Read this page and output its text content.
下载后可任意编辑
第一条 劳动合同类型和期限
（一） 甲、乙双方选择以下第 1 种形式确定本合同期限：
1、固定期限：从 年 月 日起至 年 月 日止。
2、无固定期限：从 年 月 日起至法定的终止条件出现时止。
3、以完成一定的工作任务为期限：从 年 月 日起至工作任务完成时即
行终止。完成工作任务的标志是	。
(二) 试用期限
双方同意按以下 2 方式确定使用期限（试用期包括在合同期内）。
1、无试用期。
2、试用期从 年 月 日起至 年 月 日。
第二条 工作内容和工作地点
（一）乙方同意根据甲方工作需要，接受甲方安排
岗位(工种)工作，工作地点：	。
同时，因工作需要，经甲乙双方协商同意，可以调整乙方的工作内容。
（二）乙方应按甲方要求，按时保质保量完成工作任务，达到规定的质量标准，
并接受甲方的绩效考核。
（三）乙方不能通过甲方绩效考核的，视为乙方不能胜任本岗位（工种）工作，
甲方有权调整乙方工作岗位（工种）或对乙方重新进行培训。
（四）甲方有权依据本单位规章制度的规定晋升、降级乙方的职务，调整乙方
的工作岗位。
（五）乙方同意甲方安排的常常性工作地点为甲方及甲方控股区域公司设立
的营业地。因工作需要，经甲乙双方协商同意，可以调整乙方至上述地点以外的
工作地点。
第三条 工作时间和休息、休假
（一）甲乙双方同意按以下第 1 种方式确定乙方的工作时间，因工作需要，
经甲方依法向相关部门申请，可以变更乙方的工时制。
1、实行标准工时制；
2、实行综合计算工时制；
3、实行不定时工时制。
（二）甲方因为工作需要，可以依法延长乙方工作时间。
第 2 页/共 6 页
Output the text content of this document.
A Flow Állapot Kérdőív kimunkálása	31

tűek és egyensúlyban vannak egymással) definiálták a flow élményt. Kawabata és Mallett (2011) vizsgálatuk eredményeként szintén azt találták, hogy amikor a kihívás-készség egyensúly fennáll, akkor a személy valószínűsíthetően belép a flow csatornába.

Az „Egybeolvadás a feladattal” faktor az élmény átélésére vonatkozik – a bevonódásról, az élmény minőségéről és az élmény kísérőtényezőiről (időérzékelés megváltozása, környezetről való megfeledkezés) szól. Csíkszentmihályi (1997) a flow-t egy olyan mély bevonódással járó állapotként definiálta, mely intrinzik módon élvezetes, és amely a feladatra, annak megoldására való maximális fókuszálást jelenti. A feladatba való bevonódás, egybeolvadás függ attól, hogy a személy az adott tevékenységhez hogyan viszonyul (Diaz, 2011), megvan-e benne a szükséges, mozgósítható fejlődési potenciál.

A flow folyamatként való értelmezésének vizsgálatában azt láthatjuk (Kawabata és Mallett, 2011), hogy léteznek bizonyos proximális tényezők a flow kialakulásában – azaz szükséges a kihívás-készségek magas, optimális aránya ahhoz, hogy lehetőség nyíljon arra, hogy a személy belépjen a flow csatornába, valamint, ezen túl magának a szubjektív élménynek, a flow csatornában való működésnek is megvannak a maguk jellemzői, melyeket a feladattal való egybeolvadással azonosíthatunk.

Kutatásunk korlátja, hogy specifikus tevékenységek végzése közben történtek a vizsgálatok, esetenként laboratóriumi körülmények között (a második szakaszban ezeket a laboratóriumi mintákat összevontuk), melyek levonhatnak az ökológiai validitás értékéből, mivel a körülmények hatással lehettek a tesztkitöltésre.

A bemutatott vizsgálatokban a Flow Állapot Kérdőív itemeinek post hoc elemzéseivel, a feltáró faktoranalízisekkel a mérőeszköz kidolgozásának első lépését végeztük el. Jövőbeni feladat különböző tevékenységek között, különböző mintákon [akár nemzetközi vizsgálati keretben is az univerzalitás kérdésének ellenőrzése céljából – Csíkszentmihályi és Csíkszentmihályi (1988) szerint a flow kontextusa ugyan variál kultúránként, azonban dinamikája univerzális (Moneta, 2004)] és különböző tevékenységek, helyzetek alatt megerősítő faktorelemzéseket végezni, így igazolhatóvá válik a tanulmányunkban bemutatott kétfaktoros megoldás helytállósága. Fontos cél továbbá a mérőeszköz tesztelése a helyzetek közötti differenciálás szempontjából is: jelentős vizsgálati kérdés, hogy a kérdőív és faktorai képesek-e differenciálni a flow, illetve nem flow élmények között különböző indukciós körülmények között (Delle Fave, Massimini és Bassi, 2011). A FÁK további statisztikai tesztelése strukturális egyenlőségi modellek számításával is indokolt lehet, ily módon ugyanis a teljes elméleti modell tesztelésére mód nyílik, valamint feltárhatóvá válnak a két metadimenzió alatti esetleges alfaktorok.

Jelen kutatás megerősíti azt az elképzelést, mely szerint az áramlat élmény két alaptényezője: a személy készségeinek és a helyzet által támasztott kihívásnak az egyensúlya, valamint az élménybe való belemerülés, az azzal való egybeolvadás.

Task instructions | Extract all of the data shown above and repeat it verbatim.

Output of the exercise |
Read this page and output its text content.
下载后可任意编辑
第一条 劳动合同类型和期限
（一） 甲、乙双方选择以下第 1 种形式确定本合同期限：
1、固定期限：从 年 月 日起至 年 月 日止。
2、无固定期限：从 年 月 日起至法定的终止条件出现时止。
3、以完成一定的工作任务为期限：从 年 月 日起至工作任务完成时即
行终止。完成工作任务的标志是	。
(二) 试用期限
双方同意按以下 2 方式确定使用期限（试用期包括在合同期内）。
1、无试用期。
2、试用期从 年 月 日起至 年 月 日。
第二条 工作内容和工作地点
（一）乙方同意根据甲方工作需要，接受甲方安排
岗位(工种)工作，工作地点：	。
同时，因工作需要，经甲乙双方协商同意，可以调整乙方的工作内容。
（二）乙方应按甲方要求，按时保质保量完成工作任务，达到规定的质量标准，
并接受甲方的绩效考核。
（三）乙方不能通过甲方绩效考核的，视为乙方不能胜任本岗位（工种）工作，
甲方有权调整乙方工作岗位（工种）或对乙方重新进行培训。
（四）甲方有权依据本单位规章制度的规定晋升、降级乙方的职务，调整乙方
的工作岗位。
（五）乙方同意甲方安排的常常性工作地点为甲方及甲方控股区域公司设立
的营业地。因工作需要，经甲乙双方协商同意，可以调整乙方至上述地点以外的
工作地点。
第三条 工作时间和休息、休假
（一）甲乙双方同意按以下第 1 种方式确定乙方的工作时间，因工作需要，
经甲方依法向相关部门申请，可以变更乙方的工时制。
1、实行标准工时制；
2、实行综合计算工时制；
3、实行不定时工时制。
（二）甲方因为工作需要，可以依法延长乙方工作时间。
第 2 页/共 6 页
Output the text content of this document.
A Flow Állapot Kérdőív kimunkálása	31

tűek és egyensúlyban vannak egymással) definiálták a flow élményt. Kawabata és Mallett (2011) vizsgálatuk eredményeként szintén azt találták, hogy amikor a kihívás-készség egyensúly fennáll, akkor a személy valószínűsíthetően belép a flow csatornába.

Az „Egybeolvadás a feladattal” faktor az élmény átélésére vonatkozik – a bevonódásról, az élmény minőségéről és az élmény kísérőtényezőiről (időérzékelés megváltozása, környezetről való megfeledkezés) szól. Csíkszentmihályi (1997) a flow-t egy olyan mély bevonódással járó állapotként definiálta, mely intrinzik módon élvezetes, és amely a feladatra, annak megoldására való maximális fókuszálást jelenti. A feladatba való bevonódás, egybeolvadás függ attól, hogy a személy az adott tevékenységhez hogyan viszonyul (Diaz, 2011), megvan-e benne a szükséges, mozgósítható fejlődési potenciál.

A flow folyamatként való értelmezésének vizsgálatában azt láthatjuk (Kawabata és Mallett, 2011), hogy léteznek bizonyos proximális tényezők a flow kialakulásában – azaz szükséges a kihívás-készségek magas, optimális aránya ahhoz, hogy lehetőség nyíljon arra, hogy a személy belépjen a flow csatornába, valamint, ezen túl magának a szubjektív élménynek, a flow csatornában való működésnek is megvannak a maguk jellemzői, melyeket a feladattal való egybeolvadással azonosíthatunk.

Kutatásunk korlátja, hogy specifikus tevékenységek végzése közben történtek a vizsgálatok, esetenként laboratóriumi körülmények között (a második szakaszban ezeket a laboratóriumi mintákat összevontuk), melyek levonhatnak az ökológiai validitás értékéből, mivel a körülmények hatással lehettek a tesztkitöltésre.

A bemutatott vizsgálatokban a Flow Állapot Kérdőív itemeinek post hoc elemzéseivel, a feltáró faktoranalízisekkel a mérőeszköz kidolgozásának első lépését végeztük el. Jövőbeni feladat különböző tevékenységek között, különböző mintákon [akár nemzetközi vizsgálati keretben is az univerzalitás kérdésének ellenőrzése céljából – Csíkszentmihályi és Csíkszentmihályi (1988) szerint a flow kontextusa ugyan variál kultúránként, azonban dinamikája univerzális (Moneta, 2004)] és különböző tevékenységek, helyzetek alatt megerősítő faktorelemzéseket végezni, így igazolhatóvá válik a tanulmányunkban bemutatott kétfaktoros megoldás helytállósága. Fontos cél továbbá a mérőeszköz tesztelése a helyzetek közötti differenciálás szempontjából is: jelentős vizsgálati kérdés, hogy a kérdőív és faktorai képesek-e differenciálni a flow, illetve nem flow élmények között különböző indukciós körülmények között (Delle Fave, Massimini és Bassi, 2011). A FÁK további statisztikai tesztelése strukturális egyenlőségi modellek számításával is indokolt lehet, ily módon ugyanis a teljes elméleti modell tesztelésére mód nyílik, valamint feltárhatóvá válnak a két metadimenzió alatti esetleges alfaktorok.

Jelen kutatás megerősíti azt az elképzelést, mely szerint az áramlat élmény két alaptényezője: a személy készségeinek és a helyzet által támasztott kihívásnak az egyensúlya, valamint az élménybe való belemerülés, az azzal való egybeolvadás.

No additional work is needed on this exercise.